LISTING:
------------------------------

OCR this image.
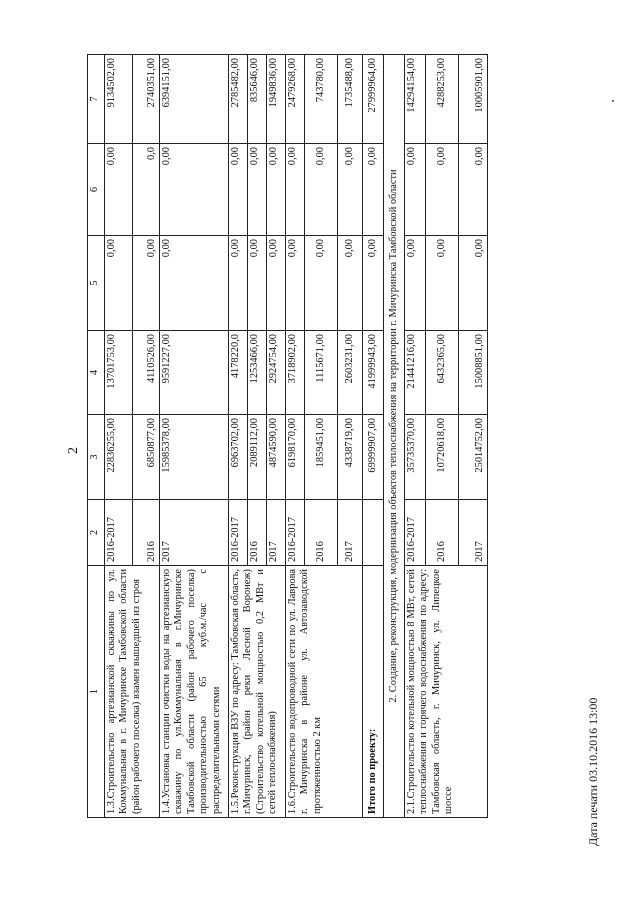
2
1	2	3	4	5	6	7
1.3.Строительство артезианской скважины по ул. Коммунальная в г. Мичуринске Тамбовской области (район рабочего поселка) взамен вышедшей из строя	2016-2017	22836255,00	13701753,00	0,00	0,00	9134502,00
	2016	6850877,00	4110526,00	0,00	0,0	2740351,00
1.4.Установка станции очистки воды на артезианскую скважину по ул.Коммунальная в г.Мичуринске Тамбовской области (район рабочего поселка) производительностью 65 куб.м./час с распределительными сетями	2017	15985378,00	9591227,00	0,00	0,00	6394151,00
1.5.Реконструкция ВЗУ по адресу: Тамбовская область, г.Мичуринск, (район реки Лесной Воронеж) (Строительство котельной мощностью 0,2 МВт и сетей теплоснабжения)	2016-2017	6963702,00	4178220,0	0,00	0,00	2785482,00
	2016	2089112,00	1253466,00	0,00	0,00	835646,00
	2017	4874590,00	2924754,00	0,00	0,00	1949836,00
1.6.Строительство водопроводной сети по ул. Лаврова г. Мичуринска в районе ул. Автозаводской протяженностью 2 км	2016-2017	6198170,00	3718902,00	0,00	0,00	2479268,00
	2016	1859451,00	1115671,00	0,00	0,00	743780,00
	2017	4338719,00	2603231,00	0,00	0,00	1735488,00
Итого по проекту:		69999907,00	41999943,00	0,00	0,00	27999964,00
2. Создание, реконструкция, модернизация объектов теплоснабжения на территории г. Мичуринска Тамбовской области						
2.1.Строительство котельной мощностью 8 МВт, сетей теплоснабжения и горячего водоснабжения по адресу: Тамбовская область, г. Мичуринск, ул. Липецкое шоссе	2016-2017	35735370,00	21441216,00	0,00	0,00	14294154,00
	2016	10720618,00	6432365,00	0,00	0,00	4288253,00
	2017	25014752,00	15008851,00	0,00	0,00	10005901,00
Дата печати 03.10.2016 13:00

------------------------------

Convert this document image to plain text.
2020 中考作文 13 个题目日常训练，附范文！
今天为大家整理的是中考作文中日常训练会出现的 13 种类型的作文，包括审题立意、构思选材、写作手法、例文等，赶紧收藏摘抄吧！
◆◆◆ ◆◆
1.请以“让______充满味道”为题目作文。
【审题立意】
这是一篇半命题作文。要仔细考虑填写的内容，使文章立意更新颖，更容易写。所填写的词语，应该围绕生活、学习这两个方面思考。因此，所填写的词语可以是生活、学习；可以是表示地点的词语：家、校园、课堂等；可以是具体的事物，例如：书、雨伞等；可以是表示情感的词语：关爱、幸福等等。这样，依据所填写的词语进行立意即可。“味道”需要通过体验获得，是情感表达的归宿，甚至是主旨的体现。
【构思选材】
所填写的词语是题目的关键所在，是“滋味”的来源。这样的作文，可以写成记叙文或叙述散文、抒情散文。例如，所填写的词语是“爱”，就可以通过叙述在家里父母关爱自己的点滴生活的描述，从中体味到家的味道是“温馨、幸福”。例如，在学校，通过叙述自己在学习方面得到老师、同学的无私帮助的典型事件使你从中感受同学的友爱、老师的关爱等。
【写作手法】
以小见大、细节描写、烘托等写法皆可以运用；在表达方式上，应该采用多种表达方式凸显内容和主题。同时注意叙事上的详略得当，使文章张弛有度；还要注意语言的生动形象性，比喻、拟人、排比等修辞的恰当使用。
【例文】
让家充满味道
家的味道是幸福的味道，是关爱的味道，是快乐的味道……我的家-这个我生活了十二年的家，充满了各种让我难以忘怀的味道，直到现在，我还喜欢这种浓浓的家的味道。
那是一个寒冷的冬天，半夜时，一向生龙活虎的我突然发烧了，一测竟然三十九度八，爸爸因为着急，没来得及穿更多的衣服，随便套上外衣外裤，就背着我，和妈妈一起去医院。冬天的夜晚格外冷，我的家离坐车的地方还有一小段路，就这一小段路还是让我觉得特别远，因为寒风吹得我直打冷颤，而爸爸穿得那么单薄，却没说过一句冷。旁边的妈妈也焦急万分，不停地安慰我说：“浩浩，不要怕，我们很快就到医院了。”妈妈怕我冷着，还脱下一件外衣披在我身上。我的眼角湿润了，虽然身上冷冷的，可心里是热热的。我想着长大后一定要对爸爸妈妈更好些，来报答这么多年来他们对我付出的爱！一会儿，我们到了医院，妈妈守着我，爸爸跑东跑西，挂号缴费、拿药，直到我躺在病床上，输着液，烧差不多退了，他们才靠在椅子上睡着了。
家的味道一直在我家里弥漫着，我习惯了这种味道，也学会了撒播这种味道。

------------------------------

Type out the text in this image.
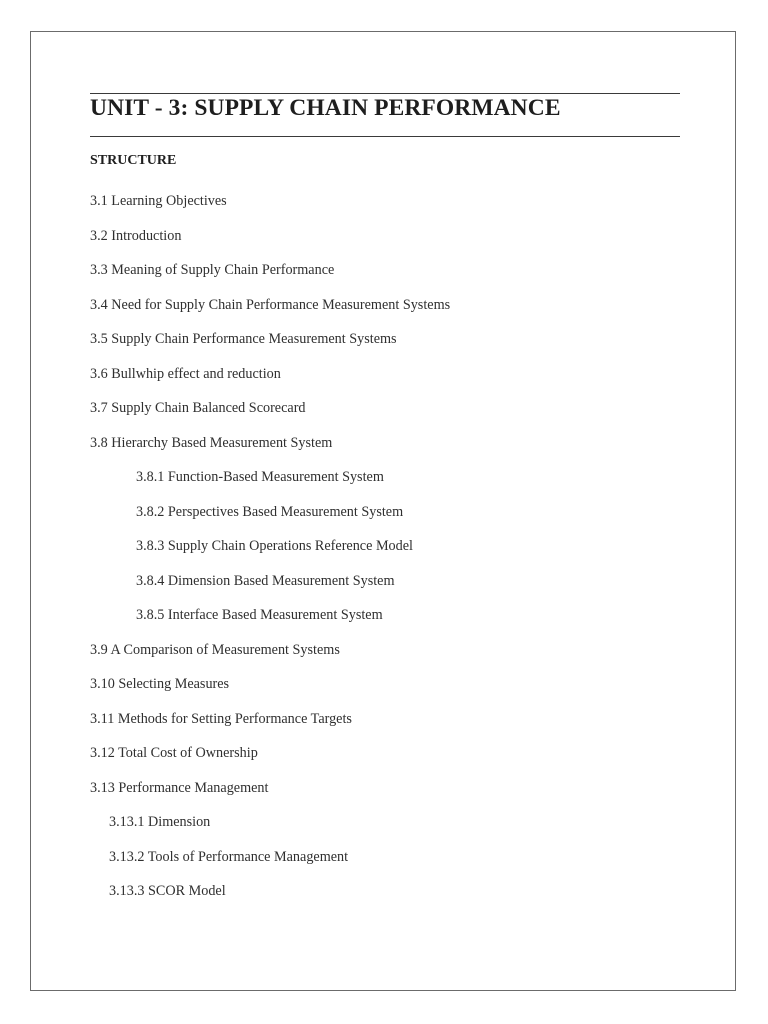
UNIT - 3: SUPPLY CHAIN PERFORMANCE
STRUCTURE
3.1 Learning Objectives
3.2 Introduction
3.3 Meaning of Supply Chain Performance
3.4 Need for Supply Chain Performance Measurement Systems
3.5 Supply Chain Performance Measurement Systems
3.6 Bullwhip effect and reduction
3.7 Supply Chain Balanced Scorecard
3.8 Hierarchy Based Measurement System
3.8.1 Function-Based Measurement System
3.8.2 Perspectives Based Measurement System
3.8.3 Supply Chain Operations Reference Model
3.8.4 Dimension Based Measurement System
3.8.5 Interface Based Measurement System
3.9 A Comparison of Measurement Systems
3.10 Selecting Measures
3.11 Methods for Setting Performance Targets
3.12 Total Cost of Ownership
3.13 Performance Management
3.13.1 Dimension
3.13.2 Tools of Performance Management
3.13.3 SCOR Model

------------------------------

AIM: Identify every line where the string "Model" appears.

RESULT OF THIS EXERCISE:
3.8.3 Supply Chain Operations Reference Model
3.13.3 SCOR Model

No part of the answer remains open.